▸ **Exercise task**
Transcribe every line exactly and omit anything that is a picture.

▸ **Entries provided**
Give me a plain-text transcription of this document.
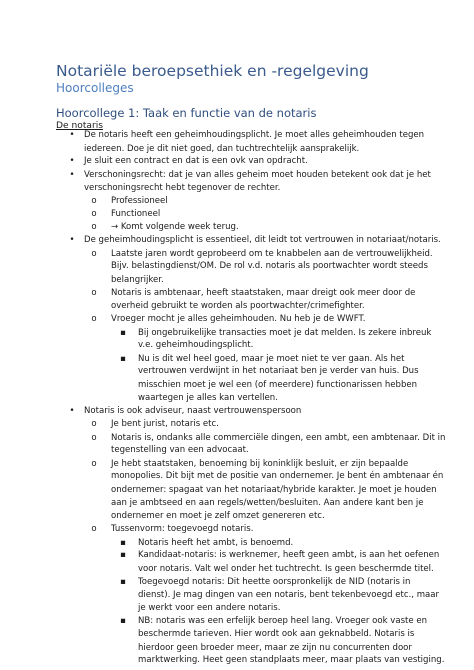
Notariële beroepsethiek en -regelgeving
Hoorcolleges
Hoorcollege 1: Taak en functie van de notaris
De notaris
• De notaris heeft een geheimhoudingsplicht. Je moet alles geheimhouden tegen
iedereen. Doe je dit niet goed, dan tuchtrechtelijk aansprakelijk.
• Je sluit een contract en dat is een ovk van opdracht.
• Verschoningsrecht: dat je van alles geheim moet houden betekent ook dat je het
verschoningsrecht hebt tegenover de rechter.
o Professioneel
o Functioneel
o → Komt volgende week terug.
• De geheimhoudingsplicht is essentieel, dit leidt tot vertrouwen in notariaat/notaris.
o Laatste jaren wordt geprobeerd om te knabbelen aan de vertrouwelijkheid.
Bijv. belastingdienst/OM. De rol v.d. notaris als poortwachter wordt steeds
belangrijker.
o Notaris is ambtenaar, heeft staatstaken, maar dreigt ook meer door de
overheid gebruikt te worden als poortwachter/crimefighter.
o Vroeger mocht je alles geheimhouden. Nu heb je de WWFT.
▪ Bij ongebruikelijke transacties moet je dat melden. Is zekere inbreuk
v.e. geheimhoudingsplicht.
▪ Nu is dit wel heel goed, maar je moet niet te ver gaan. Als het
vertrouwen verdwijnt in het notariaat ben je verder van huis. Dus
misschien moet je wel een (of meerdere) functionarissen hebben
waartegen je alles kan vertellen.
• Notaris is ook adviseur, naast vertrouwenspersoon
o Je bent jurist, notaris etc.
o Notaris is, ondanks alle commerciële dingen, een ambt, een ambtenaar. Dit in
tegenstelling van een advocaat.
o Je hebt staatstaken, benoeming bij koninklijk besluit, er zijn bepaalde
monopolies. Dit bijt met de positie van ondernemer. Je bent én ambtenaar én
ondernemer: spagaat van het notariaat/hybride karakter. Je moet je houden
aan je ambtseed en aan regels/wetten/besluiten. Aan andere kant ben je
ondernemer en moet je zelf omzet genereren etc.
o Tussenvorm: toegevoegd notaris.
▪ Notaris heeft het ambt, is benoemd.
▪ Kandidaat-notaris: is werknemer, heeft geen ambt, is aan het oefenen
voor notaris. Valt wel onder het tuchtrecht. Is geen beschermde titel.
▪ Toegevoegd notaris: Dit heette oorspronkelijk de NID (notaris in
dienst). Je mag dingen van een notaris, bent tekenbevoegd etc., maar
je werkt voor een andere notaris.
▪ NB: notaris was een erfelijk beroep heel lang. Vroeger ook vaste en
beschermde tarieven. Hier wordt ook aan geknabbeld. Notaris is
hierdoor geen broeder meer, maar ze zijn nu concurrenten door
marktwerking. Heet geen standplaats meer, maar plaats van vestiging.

▸ **Result**
Give me a plain-text transcription of this document.
Notariële beroepsethiek en -regelgeving
Hoorcolleges
Hoorcollege 1: Taak en functie van de notaris
De notaris
• De notaris heeft een geheimhoudingsplicht. Je moet alles geheimhouden tegen
iedereen. Doe je dit niet goed, dan tuchtrechtelijk aansprakelijk.
• Je sluit een contract en dat is een ovk van opdracht.
• Verschoningsrecht: dat je van alles geheim moet houden betekent ook dat je het
verschoningsrecht hebt tegenover de rechter.
o Professioneel
o Functioneel
o → Komt volgende week terug.
• De geheimhoudingsplicht is essentieel, dit leidt tot vertrouwen in notariaat/notaris.
o Laatste jaren wordt geprobeerd om te knabbelen aan de vertrouwelijkheid.
Bijv. belastingdienst/OM. De rol v.d. notaris als poortwachter wordt steeds
belangrijker.
o Notaris is ambtenaar, heeft staatstaken, maar dreigt ook meer door de
overheid gebruikt te worden als poortwachter/crimefighter.
o Vroeger mocht je alles geheimhouden. Nu heb je de WWFT.
▪ Bij ongebruikelijke transacties moet je dat melden. Is zekere inbreuk
v.e. geheimhoudingsplicht.
▪ Nu is dit wel heel goed, maar je moet niet te ver gaan. Als het
vertrouwen verdwijnt in het notariaat ben je verder van huis. Dus
misschien moet je wel een (of meerdere) functionarissen hebben
waartegen je alles kan vertellen.
• Notaris is ook adviseur, naast vertrouwenspersoon
o Je bent jurist, notaris etc.
o Notaris is, ondanks alle commerciële dingen, een ambt, een ambtenaar. Dit in
tegenstelling van een advocaat.
o Je hebt staatstaken, benoeming bij koninklijk besluit, er zijn bepaalde
monopolies. Dit bijt met de positie van ondernemer. Je bent én ambtenaar én
ondernemer: spagaat van het notariaat/hybride karakter. Je moet je houden
aan je ambtseed en aan regels/wetten/besluiten. Aan andere kant ben je
ondernemer en moet je zelf omzet genereren etc.
o Tussenvorm: toegevoegd notaris.
▪ Notaris heeft het ambt, is benoemd.
▪ Kandidaat-notaris: is werknemer, heeft geen ambt, is aan het oefenen
voor notaris. Valt wel onder het tuchtrecht. Is geen beschermde titel.
▪ Toegevoegd notaris: Dit heette oorspronkelijk de NID (notaris in
dienst). Je mag dingen van een notaris, bent tekenbevoegd etc., maar
je werkt voor een andere notaris.
▪ NB: notaris was een erfelijk beroep heel lang. Vroeger ook vaste en
beschermde tarieven. Hier wordt ook aan geknabbeld. Notaris is
hierdoor geen broeder meer, maar ze zijn nu concurrenten door
marktwerking. Heet geen standplaats meer, maar plaats van vestiging.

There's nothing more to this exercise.